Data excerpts
§ §
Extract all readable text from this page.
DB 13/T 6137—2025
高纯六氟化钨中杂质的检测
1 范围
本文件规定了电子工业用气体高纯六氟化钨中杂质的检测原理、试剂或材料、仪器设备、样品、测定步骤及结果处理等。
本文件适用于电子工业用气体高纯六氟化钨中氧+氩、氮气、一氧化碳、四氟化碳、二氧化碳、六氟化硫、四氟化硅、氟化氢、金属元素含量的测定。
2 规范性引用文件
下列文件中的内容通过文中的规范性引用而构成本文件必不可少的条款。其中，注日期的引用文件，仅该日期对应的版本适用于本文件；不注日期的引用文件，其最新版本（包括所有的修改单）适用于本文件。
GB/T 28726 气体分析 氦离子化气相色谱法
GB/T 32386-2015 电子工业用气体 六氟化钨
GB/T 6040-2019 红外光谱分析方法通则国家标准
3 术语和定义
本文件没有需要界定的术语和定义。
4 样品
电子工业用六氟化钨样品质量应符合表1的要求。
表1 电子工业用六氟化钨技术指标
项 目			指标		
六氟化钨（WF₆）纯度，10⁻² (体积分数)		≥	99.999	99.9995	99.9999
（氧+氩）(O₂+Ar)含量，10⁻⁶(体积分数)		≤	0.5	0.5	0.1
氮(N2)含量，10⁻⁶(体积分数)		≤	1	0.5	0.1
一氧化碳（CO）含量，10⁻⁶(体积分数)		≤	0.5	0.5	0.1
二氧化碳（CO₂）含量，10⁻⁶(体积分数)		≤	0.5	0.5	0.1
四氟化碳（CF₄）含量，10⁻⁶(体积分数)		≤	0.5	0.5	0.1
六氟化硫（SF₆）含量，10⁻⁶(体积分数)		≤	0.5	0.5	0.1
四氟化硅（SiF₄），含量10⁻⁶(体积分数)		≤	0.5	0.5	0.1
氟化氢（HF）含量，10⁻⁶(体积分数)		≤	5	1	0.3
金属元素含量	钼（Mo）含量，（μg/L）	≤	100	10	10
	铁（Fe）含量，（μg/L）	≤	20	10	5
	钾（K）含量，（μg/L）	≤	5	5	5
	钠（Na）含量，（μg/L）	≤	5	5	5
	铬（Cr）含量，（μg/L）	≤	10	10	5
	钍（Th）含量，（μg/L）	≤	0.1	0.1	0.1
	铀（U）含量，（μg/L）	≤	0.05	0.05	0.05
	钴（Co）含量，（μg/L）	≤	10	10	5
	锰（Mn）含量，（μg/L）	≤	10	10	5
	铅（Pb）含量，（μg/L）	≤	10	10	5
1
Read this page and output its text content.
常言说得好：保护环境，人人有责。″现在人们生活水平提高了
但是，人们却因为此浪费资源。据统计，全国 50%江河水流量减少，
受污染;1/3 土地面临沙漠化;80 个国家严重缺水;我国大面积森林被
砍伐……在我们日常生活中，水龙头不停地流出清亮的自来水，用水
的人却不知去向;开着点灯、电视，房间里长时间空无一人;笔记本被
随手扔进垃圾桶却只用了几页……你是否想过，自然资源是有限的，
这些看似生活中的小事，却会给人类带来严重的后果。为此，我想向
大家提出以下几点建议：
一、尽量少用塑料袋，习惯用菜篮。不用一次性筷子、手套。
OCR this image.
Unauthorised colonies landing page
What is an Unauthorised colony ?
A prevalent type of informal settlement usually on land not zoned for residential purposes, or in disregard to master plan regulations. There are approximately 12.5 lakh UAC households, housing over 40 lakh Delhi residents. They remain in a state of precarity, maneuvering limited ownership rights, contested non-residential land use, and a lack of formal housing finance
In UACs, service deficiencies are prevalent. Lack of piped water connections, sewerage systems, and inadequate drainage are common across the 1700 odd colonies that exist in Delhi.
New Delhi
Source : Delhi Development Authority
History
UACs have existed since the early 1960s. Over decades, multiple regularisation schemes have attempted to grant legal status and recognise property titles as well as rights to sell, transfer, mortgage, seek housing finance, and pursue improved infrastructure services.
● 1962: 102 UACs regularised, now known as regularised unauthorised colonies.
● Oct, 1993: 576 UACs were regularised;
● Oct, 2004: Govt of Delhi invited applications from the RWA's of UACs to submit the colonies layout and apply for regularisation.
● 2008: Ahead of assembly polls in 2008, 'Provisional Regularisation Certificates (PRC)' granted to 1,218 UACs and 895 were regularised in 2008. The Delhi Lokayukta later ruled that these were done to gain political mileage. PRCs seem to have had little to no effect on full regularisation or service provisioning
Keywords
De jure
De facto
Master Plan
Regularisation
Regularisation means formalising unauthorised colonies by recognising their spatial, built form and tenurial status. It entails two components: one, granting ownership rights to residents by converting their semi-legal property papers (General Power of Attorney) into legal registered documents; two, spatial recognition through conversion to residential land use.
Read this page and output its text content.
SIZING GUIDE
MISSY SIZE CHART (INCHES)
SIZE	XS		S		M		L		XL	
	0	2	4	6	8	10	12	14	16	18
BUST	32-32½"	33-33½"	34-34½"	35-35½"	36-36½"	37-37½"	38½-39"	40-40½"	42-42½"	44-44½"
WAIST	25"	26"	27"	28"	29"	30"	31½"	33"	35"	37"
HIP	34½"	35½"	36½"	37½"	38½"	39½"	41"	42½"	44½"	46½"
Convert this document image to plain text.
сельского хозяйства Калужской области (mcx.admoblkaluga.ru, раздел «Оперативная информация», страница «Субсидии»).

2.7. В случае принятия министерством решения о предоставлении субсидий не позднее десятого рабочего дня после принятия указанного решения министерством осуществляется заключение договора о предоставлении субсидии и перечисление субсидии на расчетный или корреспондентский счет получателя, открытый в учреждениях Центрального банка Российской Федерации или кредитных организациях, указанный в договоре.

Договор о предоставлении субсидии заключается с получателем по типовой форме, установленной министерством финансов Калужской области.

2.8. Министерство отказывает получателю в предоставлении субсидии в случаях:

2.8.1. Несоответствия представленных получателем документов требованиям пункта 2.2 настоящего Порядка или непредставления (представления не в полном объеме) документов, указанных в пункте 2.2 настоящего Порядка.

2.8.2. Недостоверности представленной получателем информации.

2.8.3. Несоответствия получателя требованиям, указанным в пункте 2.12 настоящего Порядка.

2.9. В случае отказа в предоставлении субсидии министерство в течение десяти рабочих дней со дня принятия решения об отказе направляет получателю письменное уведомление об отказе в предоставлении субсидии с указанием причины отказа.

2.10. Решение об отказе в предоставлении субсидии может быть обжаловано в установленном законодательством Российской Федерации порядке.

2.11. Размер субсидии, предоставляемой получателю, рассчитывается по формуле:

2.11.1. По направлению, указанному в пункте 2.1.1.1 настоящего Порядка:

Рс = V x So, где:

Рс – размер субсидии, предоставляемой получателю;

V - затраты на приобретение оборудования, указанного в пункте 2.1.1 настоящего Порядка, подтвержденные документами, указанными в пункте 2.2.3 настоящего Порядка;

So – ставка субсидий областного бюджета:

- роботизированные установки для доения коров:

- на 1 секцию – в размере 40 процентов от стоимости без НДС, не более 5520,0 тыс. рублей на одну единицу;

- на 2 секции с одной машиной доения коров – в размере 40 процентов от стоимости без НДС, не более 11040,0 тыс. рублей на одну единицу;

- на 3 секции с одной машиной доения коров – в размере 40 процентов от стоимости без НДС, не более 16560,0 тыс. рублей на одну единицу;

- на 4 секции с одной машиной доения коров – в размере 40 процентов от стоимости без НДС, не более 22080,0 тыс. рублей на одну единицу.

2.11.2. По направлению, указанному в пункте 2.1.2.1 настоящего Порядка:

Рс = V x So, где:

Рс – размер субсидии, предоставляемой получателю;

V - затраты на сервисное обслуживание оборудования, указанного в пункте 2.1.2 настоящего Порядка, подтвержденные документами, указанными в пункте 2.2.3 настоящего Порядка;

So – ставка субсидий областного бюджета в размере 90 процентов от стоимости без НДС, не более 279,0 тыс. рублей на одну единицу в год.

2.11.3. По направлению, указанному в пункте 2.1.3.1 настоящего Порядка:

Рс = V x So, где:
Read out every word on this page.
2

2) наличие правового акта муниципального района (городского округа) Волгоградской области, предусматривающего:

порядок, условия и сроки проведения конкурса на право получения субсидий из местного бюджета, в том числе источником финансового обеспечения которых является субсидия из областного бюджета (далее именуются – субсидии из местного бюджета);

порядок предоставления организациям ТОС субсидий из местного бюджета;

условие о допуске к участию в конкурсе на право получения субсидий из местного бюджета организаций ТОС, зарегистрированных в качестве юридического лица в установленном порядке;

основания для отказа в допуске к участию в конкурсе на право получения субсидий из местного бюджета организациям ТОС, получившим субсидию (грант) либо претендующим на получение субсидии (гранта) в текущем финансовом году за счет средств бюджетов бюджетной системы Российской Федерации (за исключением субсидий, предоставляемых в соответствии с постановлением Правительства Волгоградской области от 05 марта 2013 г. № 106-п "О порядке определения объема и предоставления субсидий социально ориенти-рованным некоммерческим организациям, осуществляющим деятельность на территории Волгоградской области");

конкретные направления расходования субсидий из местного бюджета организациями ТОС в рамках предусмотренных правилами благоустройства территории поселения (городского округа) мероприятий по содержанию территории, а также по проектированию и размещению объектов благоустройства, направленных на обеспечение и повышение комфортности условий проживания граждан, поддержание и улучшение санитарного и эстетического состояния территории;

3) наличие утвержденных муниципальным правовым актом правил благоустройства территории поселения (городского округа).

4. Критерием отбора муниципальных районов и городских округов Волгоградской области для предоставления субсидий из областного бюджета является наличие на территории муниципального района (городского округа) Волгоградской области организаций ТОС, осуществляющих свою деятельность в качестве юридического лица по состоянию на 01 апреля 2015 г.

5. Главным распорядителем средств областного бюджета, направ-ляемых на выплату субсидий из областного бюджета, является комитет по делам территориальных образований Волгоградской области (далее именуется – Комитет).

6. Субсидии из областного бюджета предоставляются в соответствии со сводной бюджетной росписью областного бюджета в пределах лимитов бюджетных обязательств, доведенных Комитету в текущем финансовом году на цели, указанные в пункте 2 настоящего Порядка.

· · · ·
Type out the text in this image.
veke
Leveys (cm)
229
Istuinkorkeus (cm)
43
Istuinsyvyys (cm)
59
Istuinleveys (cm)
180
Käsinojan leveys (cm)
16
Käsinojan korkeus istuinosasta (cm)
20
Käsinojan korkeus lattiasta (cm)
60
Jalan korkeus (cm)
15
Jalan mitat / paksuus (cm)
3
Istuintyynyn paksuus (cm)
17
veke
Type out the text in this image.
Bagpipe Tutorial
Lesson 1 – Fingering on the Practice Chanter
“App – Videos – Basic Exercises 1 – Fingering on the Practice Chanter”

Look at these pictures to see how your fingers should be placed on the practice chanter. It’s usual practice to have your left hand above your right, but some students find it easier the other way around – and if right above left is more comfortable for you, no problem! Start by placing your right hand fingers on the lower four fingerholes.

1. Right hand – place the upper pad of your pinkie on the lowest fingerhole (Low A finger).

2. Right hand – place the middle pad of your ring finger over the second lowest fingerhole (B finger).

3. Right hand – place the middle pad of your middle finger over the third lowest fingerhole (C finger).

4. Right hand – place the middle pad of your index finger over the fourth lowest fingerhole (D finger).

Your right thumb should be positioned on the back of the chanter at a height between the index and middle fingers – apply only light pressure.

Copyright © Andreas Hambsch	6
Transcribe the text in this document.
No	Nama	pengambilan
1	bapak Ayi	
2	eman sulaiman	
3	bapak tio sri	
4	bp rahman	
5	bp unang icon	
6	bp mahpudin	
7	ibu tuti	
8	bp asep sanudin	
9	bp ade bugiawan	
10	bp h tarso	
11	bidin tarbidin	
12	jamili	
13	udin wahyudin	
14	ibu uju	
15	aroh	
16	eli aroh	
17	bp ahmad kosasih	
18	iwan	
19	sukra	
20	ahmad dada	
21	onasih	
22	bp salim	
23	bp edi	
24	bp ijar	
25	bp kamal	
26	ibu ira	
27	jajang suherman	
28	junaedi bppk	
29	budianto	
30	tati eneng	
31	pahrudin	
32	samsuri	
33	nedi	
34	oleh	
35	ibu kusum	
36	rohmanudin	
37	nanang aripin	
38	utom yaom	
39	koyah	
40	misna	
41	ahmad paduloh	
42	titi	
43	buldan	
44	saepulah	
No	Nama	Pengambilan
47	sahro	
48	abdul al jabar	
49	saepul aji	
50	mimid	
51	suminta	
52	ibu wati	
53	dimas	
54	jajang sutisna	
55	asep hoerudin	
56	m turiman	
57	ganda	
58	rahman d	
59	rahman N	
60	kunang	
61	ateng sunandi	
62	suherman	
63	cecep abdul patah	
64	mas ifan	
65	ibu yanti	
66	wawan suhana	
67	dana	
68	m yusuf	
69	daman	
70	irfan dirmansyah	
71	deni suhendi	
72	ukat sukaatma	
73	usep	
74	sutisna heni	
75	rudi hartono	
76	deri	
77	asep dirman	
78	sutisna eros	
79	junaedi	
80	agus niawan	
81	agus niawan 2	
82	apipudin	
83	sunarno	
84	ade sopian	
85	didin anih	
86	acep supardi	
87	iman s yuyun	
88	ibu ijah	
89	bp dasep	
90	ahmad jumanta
§ §
Your task
From the records above, pick out and copy each line holding the word "regularised".

Correct output
● 1962: 102 UACs regularised, now known as regularised unauthorised colonies.
● Oct, 1993: 576 UACs were regularised;
● 2008: Ahead of assembly polls in 2008, 'Provisional Regularisation Certificates (PRC)' granted to 1,218 UACs and 895 were regularised in 2008. The Delhi Lokayukta later ruled that these were done to gain political mileage. PRCs seem to have had little to no effect on full regularisation or service provisioning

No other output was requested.